:: EXERCISE REQUIREMENTS ::
Reproduce the listing below without any change.

:: DATA SECTION ::
***

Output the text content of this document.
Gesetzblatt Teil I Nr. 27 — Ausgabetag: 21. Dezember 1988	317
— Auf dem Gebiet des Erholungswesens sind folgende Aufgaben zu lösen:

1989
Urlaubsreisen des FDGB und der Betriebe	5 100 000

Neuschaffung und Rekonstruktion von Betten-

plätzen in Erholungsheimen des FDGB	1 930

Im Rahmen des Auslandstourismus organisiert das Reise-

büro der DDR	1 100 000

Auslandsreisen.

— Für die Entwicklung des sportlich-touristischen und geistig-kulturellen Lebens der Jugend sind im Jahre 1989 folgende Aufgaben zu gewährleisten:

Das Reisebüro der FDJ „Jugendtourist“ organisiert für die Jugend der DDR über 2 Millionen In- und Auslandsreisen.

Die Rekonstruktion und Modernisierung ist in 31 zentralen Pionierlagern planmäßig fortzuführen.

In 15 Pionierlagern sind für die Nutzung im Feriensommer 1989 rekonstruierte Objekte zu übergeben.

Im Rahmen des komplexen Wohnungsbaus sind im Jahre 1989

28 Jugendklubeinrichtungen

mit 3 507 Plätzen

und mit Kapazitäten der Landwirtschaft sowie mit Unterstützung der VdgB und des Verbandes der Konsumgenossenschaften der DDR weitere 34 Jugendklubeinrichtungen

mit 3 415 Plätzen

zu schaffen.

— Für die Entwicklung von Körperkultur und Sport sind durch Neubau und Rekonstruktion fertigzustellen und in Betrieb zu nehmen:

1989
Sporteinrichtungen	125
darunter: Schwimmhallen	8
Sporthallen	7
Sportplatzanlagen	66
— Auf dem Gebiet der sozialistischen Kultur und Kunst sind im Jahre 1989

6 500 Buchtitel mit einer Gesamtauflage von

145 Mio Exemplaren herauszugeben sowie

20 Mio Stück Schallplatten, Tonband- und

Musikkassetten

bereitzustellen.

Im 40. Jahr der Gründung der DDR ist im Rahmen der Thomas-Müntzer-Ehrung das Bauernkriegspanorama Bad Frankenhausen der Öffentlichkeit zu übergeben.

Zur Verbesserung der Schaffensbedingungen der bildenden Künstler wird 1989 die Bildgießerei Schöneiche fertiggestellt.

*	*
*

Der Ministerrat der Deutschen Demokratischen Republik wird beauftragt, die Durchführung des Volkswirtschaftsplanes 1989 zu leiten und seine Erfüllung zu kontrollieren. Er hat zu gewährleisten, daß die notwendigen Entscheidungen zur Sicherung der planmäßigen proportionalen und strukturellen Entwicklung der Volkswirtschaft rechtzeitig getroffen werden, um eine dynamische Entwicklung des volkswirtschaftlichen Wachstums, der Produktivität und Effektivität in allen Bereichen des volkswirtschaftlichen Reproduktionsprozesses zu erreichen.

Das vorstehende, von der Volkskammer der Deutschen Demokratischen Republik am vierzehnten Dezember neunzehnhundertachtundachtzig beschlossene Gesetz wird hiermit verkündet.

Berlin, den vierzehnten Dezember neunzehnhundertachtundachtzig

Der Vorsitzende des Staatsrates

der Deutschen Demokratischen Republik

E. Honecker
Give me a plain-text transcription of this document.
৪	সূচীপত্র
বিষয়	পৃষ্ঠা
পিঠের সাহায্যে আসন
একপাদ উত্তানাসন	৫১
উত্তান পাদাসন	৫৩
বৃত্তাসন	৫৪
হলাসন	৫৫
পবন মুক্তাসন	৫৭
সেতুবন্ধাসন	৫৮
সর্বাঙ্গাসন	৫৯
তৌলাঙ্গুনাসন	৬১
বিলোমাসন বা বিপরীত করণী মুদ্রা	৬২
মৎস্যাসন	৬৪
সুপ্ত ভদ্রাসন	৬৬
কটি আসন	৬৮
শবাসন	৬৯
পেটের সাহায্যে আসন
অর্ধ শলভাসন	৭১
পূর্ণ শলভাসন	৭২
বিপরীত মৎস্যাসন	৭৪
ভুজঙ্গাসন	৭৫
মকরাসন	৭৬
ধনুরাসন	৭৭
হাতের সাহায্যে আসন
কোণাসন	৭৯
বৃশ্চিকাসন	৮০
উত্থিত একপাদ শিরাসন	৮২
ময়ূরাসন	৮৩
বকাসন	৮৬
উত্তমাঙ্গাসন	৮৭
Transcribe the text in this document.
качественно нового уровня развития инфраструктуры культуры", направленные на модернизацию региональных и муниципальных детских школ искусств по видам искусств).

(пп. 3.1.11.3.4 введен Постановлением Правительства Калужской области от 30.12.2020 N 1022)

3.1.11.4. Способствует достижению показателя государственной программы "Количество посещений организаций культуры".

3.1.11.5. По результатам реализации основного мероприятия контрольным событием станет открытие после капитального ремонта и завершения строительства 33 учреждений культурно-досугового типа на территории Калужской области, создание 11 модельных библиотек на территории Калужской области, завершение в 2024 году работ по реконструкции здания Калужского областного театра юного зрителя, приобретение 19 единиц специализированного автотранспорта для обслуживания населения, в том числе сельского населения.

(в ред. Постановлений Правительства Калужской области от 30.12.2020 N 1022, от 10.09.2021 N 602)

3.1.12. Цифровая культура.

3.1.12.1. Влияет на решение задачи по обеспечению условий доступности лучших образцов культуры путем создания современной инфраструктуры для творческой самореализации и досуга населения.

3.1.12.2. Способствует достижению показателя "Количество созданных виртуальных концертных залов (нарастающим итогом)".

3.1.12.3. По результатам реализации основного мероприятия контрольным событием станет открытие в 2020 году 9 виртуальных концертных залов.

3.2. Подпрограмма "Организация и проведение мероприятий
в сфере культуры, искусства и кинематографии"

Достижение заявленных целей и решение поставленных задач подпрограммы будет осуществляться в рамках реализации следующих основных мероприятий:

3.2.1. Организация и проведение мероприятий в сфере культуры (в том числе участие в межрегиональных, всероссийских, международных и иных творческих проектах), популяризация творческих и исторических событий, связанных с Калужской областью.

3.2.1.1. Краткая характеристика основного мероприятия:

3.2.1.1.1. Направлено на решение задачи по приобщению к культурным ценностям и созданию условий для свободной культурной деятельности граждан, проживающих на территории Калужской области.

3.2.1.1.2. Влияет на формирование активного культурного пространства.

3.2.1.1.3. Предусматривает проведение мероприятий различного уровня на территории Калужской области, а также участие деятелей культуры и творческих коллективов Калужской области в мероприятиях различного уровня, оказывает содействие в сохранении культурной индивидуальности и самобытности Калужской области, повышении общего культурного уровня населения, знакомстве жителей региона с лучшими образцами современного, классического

***

:: SOLUTION TO THIS EXERCISE ::
Output the text content of this document.
Gesetzblatt Teil I Nr. 27 — Ausgabetag: 21. Dezember 1988	317
— Auf dem Gebiet des Erholungswesens sind folgende Aufgaben zu lösen:

1989
Urlaubsreisen des FDGB und der Betriebe	5 100 000

Neuschaffung und Rekonstruktion von Betten-

plätzen in Erholungsheimen des FDGB	1 930

Im Rahmen des Auslandstourismus organisiert das Reise-

büro der DDR	1 100 000

Auslandsreisen.

— Für die Entwicklung des sportlich-touristischen und geistig-kulturellen Lebens der Jugend sind im Jahre 1989 folgende Aufgaben zu gewährleisten:

Das Reisebüro der FDJ „Jugendtourist“ organisiert für die Jugend der DDR über 2 Millionen In- und Auslandsreisen.

Die Rekonstruktion und Modernisierung ist in 31 zentralen Pionierlagern planmäßig fortzuführen.

In 15 Pionierlagern sind für die Nutzung im Feriensommer 1989 rekonstruierte Objekte zu übergeben.

Im Rahmen des komplexen Wohnungsbaus sind im Jahre 1989

28 Jugendklubeinrichtungen

mit 3 507 Plätzen

und mit Kapazitäten der Landwirtschaft sowie mit Unterstützung der VdgB und des Verbandes der Konsumgenossenschaften der DDR weitere 34 Jugendklubeinrichtungen

mit 3 415 Plätzen

zu schaffen.

— Für die Entwicklung von Körperkultur und Sport sind durch Neubau und Rekonstruktion fertigzustellen und in Betrieb zu nehmen:

1989
Sporteinrichtungen	125
darunter: Schwimmhallen	8
Sporthallen	7
Sportplatzanlagen	66
— Auf dem Gebiet der sozialistischen Kultur und Kunst sind im Jahre 1989

6 500 Buchtitel mit einer Gesamtauflage von

145 Mio Exemplaren herauszugeben sowie

20 Mio Stück Schallplatten, Tonband- und

Musikkassetten

bereitzustellen.

Im 40. Jahr der Gründung der DDR ist im Rahmen der Thomas-Müntzer-Ehrung das Bauernkriegspanorama Bad Frankenhausen der Öffentlichkeit zu übergeben.

Zur Verbesserung der Schaffensbedingungen der bildenden Künstler wird 1989 die Bildgießerei Schöneiche fertiggestellt.

*	*
*

Der Ministerrat der Deutschen Demokratischen Republik wird beauftragt, die Durchführung des Volkswirtschaftsplanes 1989 zu leiten und seine Erfüllung zu kontrollieren. Er hat zu gewährleisten, daß die notwendigen Entscheidungen zur Sicherung der planmäßigen proportionalen und strukturellen Entwicklung der Volkswirtschaft rechtzeitig getroffen werden, um eine dynamische Entwicklung des volkswirtschaftlichen Wachstums, der Produktivität und Effektivität in allen Bereichen des volkswirtschaftlichen Reproduktionsprozesses zu erreichen.

Das vorstehende, von der Volkskammer der Deutschen Demokratischen Republik am vierzehnten Dezember neunzehnhundertachtundachtzig beschlossene Gesetz wird hiermit verkündet.

Berlin, den vierzehnten Dezember neunzehnhundertachtundachtzig

Der Vorsitzende des Staatsrates

der Deutschen Demokratischen Republik

E. Honecker
Give me a plain-text transcription of this document.
৪	সূচীপত্র
বিষয়	পৃষ্ঠা
পিঠের সাহায্যে আসন
একপাদ উত্তানাসন	৫১
উত্তান পাদাসন	৫৩
বৃত্তাসন	৫৪
হলাসন	৫৫
পবন মুক্তাসন	৫৭
সেতুবন্ধাসন	৫৮
সর্বাঙ্গাসন	৫৯
তৌলাঙ্গুনাসন	৬১
বিলোমাসন বা বিপরীত করণী মুদ্রা	৬২
মৎস্যাসন	৬৪
সুপ্ত ভদ্রাসন	৬৬
কটি আসন	৬৮
শবাসন	৬৯
পেটের সাহায্যে আসন
অর্ধ শলভাসন	৭১
পূর্ণ শলভাসন	৭২
বিপরীত মৎস্যাসন	৭৪
ভুজঙ্গাসন	৭৫
মকরাসন	৭৬
ধনুরাসন	৭৭
হাতের সাহায্যে আসন
কোণাসন	৭৯
বৃশ্চিকাসন	৮০
উত্থিত একপাদ শিরাসন	৮২
ময়ূরাসন	৮৩
বকাসন	৮৬
উত্তমাঙ্গাসন	৮৭
Transcribe the text in this document.
качественно нового уровня развития инфраструктуры культуры", направленные на модернизацию региональных и муниципальных детских школ искусств по видам искусств).

(пп. 3.1.11.3.4 введен Постановлением Правительства Калужской области от 30.12.2020 N 1022)

3.1.11.4. Способствует достижению показателя государственной программы "Количество посещений организаций культуры".

3.1.11.5. По результатам реализации основного мероприятия контрольным событием станет открытие после капитального ремонта и завершения строительства 33 учреждений культурно-досугового типа на территории Калужской области, создание 11 модельных библиотек на территории Калужской области, завершение в 2024 году работ по реконструкции здания Калужского областного театра юного зрителя, приобретение 19 единиц специализированного автотранспорта для обслуживания населения, в том числе сельского населения.

(в ред. Постановлений Правительства Калужской области от 30.12.2020 N 1022, от 10.09.2021 N 602)

3.1.12. Цифровая культура.

3.1.12.1. Влияет на решение задачи по обеспечению условий доступности лучших образцов культуры путем создания современной инфраструктуры для творческой самореализации и досуга населения.

3.1.12.2. Способствует достижению показателя "Количество созданных виртуальных концертных залов (нарастающим итогом)".

3.1.12.3. По результатам реализации основного мероприятия контрольным событием станет открытие в 2020 году 9 виртуальных концертных залов.

3.2. Подпрограмма "Организация и проведение мероприятий
в сфере культуры, искусства и кинематографии"

Достижение заявленных целей и решение поставленных задач подпрограммы будет осуществляться в рамках реализации следующих основных мероприятий:

3.2.1. Организация и проведение мероприятий в сфере культуры (в том числе участие в межрегиональных, всероссийских, международных и иных творческих проектах), популяризация творческих и исторических событий, связанных с Калужской областью.

3.2.1.1. Краткая характеристика основного мероприятия:

3.2.1.1.1. Направлено на решение задачи по приобщению к культурным ценностям и созданию условий для свободной культурной деятельности граждан, проживающих на территории Калужской области.

3.2.1.1.2. Влияет на формирование активного культурного пространства.

3.2.1.1.3. Предусматривает проведение мероприятий различного уровня на территории Калужской области, а также участие деятелей культуры и творческих коллективов Калужской области в мероприятиях различного уровня, оказывает содействие в сохранении культурной индивидуальности и самобытности Калужской области, повышении общего культурного уровня населения, знакомстве жителей региона с лучшими образцами современного, классического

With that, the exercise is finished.